GOAL OF THE EXERCISE :: Beginning with the line that holds "Decode this image", set down each line of the data below through the very last, exactly as given, and nothing beyond that.

TASK INPUT ::
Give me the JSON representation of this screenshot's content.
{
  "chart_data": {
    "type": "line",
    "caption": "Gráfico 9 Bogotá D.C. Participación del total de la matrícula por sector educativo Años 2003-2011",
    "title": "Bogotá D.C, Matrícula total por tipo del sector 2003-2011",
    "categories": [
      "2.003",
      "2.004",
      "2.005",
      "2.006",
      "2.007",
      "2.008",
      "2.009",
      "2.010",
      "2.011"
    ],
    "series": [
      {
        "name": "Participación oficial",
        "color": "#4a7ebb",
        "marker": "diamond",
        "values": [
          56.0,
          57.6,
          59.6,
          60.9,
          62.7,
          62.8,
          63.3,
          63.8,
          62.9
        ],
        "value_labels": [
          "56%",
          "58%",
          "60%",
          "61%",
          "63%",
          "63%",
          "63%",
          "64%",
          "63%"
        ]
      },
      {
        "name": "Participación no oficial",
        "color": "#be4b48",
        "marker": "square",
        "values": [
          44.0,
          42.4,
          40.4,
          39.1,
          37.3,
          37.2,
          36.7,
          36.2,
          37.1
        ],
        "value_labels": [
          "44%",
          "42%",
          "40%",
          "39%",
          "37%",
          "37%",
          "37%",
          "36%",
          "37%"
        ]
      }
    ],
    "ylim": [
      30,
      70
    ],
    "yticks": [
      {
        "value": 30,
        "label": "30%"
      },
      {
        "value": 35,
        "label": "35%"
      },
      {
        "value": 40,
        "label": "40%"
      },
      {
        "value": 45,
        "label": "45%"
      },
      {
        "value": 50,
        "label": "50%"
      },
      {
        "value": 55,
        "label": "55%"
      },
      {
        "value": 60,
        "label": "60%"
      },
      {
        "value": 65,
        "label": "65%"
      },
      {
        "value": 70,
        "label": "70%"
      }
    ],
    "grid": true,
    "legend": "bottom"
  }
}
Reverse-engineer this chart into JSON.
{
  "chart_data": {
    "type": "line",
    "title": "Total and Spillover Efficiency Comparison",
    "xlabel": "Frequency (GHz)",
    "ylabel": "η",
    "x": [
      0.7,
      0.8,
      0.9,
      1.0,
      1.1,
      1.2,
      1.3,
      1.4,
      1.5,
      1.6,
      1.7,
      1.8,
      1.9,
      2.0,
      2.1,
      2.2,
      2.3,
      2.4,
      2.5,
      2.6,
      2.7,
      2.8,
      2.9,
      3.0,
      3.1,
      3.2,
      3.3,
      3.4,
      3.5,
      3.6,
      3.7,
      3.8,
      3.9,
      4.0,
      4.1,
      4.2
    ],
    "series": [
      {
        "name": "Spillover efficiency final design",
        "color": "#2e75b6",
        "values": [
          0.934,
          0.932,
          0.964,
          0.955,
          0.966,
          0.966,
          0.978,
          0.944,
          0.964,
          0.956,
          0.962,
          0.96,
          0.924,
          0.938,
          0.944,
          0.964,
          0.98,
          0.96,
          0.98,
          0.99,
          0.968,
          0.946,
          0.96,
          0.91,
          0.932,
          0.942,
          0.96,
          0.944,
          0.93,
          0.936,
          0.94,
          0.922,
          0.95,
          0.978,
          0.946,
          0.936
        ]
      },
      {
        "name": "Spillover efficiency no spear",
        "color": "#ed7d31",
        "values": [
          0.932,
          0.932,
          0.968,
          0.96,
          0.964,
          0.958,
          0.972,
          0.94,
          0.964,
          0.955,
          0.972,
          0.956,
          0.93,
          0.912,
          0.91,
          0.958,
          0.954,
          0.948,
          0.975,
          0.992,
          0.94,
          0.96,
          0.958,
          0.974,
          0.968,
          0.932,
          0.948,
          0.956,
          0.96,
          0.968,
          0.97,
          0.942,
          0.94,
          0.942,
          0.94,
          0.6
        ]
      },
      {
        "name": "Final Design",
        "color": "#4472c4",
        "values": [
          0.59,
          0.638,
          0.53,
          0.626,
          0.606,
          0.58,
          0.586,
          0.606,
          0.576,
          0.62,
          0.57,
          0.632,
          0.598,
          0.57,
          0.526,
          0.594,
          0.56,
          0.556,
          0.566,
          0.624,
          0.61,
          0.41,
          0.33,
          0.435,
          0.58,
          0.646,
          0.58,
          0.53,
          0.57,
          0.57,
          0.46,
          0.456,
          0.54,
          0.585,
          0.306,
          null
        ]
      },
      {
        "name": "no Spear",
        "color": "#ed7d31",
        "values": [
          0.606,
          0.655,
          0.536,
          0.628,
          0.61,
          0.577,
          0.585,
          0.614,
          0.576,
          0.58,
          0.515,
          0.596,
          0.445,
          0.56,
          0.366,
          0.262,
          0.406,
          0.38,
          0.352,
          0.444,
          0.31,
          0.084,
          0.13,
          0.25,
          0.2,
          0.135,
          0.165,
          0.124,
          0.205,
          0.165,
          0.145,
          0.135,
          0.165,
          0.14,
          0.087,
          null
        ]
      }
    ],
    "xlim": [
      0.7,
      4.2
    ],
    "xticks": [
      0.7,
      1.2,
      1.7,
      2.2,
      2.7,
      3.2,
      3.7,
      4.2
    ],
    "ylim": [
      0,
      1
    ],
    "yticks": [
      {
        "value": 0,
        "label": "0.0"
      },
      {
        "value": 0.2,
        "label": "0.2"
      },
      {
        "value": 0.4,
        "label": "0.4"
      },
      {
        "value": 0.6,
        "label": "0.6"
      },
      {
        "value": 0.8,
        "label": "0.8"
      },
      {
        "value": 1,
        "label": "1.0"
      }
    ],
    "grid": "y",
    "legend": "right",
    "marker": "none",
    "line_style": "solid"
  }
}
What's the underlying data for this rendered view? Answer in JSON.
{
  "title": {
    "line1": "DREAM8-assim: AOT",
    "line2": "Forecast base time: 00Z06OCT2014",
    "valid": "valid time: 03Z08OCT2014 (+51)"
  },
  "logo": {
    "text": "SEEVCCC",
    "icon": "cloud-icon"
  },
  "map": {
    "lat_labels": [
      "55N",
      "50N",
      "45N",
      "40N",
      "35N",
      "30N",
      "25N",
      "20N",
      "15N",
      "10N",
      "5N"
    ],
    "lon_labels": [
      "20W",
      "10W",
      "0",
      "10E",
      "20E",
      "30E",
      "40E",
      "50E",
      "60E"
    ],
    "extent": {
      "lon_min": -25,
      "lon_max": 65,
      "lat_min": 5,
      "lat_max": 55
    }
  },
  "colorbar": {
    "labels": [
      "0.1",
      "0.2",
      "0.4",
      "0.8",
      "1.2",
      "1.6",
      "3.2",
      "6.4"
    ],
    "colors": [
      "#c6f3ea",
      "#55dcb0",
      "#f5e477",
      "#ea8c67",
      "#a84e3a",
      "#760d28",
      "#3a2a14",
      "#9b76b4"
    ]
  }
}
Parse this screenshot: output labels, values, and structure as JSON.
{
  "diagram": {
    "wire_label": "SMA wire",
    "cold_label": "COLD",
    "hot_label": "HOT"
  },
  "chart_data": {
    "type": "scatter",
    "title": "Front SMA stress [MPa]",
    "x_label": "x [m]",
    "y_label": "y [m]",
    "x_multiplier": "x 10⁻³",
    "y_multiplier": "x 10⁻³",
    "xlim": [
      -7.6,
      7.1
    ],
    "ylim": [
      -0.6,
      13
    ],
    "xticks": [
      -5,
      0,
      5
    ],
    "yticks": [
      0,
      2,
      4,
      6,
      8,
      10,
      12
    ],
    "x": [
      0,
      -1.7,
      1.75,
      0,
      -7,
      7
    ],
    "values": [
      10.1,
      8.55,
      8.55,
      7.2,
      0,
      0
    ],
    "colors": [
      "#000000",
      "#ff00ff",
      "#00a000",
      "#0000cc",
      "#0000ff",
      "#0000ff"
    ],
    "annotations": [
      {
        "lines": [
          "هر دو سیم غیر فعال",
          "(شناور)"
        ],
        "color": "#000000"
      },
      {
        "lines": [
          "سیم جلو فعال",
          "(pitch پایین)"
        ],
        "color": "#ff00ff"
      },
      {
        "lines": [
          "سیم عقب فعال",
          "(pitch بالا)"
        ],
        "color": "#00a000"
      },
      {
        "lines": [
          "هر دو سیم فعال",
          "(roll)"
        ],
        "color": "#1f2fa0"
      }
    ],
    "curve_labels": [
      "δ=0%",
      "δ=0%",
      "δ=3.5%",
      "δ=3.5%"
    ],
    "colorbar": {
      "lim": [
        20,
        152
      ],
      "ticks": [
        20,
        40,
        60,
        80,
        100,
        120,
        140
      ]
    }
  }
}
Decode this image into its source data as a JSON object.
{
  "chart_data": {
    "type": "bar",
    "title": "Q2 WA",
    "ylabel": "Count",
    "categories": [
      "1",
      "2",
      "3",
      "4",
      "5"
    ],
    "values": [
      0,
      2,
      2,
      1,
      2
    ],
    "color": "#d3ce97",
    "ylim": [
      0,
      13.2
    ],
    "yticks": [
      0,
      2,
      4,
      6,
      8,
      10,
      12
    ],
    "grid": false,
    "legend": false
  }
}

SOLUTION FOR THIS EXERCISE ::
Decode this image into its source data as a JSON object.
{
  "chart_data": {
    "type": "bar",
    "title": "Q2 WA",
    "ylabel": "Count",
    "categories": [
      "1",
      "2",
      "3",
      "4",
      "5"
    ],
    "values": [
      0,
      2,
      2,
      1,
      2
    ],
    "color": "#d3ce97",
    "ylim": [
      0,
      13.2
    ],
    "yticks": [
      0,
      2,
      4,
      6,
      8,
      10,
      12
    ],
    "grid": false,
    "legend": false
  }
}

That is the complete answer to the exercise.